**Brief**. Extract every line that includes the string "title".

**Information shown**.

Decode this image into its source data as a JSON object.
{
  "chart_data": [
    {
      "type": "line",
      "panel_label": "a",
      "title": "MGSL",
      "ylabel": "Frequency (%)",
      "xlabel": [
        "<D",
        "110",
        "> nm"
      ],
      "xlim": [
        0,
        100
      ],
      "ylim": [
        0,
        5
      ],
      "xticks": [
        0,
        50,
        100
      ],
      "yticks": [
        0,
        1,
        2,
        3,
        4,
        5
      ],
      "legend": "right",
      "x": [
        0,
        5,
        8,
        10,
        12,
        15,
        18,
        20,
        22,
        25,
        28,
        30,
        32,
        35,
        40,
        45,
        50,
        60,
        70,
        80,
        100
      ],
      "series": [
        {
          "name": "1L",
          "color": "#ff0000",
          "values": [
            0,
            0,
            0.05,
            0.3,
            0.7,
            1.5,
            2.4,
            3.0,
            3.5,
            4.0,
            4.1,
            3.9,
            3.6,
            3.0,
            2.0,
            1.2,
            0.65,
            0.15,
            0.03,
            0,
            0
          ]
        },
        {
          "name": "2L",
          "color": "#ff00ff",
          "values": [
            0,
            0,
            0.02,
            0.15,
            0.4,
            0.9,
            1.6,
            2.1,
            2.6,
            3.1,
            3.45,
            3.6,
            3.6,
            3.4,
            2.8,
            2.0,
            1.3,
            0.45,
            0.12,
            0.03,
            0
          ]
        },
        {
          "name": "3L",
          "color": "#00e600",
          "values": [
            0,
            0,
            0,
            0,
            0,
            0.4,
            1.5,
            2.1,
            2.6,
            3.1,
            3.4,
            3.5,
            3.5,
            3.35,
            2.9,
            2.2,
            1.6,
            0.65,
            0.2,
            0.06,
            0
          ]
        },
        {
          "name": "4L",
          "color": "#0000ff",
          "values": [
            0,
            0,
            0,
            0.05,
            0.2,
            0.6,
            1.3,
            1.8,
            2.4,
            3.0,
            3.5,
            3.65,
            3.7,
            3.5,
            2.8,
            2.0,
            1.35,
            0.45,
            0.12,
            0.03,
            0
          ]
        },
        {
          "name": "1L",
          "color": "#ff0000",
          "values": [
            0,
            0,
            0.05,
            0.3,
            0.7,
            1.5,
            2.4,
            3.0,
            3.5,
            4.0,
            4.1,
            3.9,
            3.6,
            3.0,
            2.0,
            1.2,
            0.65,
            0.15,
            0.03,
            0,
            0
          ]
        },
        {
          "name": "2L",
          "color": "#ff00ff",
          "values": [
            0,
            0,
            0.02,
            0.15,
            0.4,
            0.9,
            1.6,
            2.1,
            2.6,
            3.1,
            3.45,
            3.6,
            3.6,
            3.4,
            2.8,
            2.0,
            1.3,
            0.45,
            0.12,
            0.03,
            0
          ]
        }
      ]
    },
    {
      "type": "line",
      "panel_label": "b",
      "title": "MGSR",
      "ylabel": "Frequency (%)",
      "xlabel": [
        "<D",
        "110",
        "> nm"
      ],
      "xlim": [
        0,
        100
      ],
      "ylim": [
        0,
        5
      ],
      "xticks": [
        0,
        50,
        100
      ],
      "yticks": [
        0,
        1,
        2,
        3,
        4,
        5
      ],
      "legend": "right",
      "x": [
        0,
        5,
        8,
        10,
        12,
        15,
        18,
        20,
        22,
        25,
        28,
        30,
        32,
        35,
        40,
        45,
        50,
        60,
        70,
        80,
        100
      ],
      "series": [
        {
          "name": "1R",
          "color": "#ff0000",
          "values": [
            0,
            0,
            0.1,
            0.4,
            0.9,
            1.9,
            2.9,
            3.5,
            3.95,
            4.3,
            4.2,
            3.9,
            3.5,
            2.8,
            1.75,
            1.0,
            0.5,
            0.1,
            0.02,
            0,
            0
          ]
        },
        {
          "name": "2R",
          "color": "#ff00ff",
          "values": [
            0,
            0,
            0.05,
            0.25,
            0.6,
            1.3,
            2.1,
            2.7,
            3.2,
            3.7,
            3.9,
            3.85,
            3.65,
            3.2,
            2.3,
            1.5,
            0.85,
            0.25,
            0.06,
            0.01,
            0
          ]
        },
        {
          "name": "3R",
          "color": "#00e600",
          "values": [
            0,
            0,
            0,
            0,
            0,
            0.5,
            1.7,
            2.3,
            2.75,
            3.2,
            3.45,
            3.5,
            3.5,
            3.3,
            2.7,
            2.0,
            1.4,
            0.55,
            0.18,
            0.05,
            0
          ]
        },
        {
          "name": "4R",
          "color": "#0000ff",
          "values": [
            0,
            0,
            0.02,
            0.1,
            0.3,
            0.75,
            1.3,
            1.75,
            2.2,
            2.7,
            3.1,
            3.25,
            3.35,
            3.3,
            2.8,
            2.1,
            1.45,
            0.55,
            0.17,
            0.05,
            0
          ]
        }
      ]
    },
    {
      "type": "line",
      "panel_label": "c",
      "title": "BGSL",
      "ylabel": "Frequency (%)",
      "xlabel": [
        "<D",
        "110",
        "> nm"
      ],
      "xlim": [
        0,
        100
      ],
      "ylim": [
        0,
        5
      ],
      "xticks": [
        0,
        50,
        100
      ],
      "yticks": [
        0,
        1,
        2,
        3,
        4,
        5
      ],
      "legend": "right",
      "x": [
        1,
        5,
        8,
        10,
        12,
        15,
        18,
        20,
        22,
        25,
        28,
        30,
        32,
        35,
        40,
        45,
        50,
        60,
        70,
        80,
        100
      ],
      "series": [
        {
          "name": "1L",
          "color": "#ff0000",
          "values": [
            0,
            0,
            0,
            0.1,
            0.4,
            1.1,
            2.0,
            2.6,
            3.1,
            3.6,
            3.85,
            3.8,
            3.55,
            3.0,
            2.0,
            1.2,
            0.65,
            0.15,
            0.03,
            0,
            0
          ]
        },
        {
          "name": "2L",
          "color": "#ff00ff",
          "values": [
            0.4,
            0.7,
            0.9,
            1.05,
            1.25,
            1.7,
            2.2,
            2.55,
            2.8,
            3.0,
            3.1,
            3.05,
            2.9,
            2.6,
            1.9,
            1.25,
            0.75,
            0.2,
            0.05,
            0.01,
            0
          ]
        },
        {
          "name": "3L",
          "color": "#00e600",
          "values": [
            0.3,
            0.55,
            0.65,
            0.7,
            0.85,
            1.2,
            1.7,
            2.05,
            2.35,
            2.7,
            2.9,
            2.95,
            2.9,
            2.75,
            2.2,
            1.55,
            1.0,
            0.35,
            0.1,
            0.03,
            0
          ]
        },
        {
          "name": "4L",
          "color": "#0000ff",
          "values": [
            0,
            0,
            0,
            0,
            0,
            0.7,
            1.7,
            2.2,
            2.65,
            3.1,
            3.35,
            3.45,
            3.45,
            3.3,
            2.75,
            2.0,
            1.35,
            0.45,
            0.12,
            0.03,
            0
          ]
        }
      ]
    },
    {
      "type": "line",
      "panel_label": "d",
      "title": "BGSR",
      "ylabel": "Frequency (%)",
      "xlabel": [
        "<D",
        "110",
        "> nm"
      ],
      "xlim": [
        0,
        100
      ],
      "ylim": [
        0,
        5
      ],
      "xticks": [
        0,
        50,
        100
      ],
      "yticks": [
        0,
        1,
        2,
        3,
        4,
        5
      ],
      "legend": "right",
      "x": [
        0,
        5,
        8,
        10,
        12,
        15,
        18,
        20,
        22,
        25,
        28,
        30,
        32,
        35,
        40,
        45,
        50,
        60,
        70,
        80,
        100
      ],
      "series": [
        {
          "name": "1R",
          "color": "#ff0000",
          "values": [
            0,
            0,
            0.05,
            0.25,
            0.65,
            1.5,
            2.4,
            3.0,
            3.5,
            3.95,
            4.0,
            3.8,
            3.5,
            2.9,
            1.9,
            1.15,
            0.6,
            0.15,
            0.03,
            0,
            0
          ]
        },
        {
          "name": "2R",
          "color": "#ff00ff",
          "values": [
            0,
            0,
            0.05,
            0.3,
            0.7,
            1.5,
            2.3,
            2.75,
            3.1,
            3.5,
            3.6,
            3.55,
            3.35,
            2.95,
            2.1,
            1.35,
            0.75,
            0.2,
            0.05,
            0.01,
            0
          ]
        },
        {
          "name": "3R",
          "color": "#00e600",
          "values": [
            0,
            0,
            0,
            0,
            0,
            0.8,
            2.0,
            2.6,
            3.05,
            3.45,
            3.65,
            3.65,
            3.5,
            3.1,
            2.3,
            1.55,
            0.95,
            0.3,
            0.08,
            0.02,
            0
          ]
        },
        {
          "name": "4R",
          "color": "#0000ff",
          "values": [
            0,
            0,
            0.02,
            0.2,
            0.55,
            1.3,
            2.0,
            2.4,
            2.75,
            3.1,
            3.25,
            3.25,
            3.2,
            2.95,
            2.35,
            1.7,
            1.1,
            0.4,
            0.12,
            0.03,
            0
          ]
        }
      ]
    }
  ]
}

**The completed task**.
      "title": "MGSL",
      "title": "MGSR",
      "title": "BGSL",
      "title": "BGSR",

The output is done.